**Exercise prompt**
Pictures aside, quote the whole listing exactly.

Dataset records
· · · ·

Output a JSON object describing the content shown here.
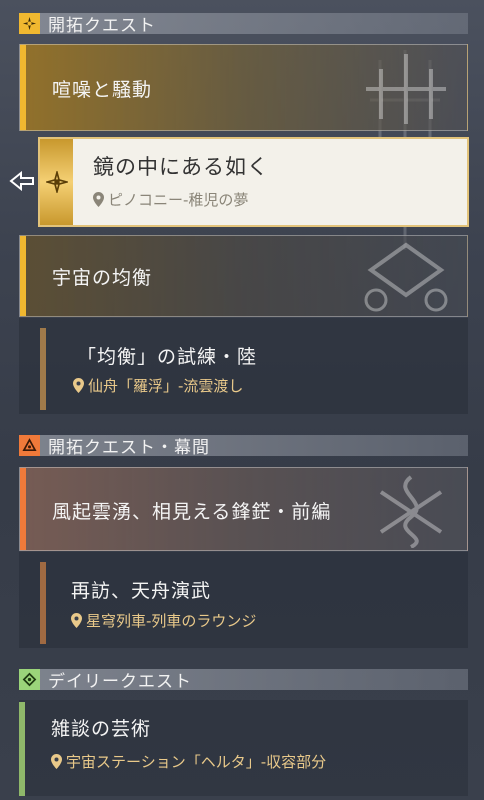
{
  "sections": {
    "trailblaze": {
      "title": "開拓クエスト",
      "icon": "trailblaze-star-icon",
      "color": "#f0b830"
    },
    "interlude": {
      "title": "開拓クエスト・幕間",
      "icon": "interlude-triangle-icon",
      "color": "#f07a3a"
    },
    "daily": {
      "title": "デイリークエスト",
      "icon": "daily-diamond-icon",
      "color": "#9bd47a"
    }
  },
  "groups": {
    "g1": {
      "title": "喧噪と騒動"
    },
    "g2": {
      "title": "宇宙の均衡"
    },
    "g3": {
      "title": "風起雲湧、相見える鋒鋩・前編"
    }
  },
  "quests": {
    "selected": {
      "title": "鏡の中にある如く",
      "location": "ピノコニー-稚児の夢"
    },
    "q2": {
      "title": "「均衡」の試練・陸",
      "location": "仙舟「羅浮」-流雲渡し"
    },
    "q3": {
      "title": "再訪、天舟演武",
      "location": "星穹列車-列車のラウンジ"
    },
    "q4": {
      "title": "雑談の芸術",
      "location": "宇宙ステーション「ヘルタ」-収容部分"
    }
  },
  "colors": {
    "gold": "#f0b830",
    "orange": "#f07a3a",
    "green": "#8fb86a",
    "brown": "#a07a4a",
    "location": "#e9c98a"
  }
}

· · · ·

**Problem solution**
Output a JSON object describing the content shown here.
{
  "sections": {
    "trailblaze": {
      "title": "開拓クエスト",
      "icon": "trailblaze-star-icon",
      "color": "#f0b830"
    },
    "interlude": {
      "title": "開拓クエスト・幕間",
      "icon": "interlude-triangle-icon",
      "color": "#f07a3a"
    },
    "daily": {
      "title": "デイリークエスト",
      "icon": "daily-diamond-icon",
      "color": "#9bd47a"
    }
  },
  "groups": {
    "g1": {
      "title": "喧噪と騒動"
    },
    "g2": {
      "title": "宇宙の均衡"
    },
    "g3": {
      "title": "風起雲湧、相見える鋒鋩・前編"
    }
  },
  "quests": {
    "selected": {
      "title": "鏡の中にある如く",
      "location": "ピノコニー-稚児の夢"
    },
    "q2": {
      "title": "「均衡」の試練・陸",
      "location": "仙舟「羅浮」-流雲渡し"
    },
    "q3": {
      "title": "再訪、天舟演武",
      "location": "星穹列車-列車のラウンジ"
    },
    "q4": {
      "title": "雑談の芸術",
      "location": "宇宙ステーション「ヘルタ」-収容部分"
    }
  },
  "colors": {
    "gold": "#f0b830",
    "orange": "#f07a3a",
    "green": "#8fb86a",
    "brown": "#a07a4a",
    "location": "#e9c98a"
  }
}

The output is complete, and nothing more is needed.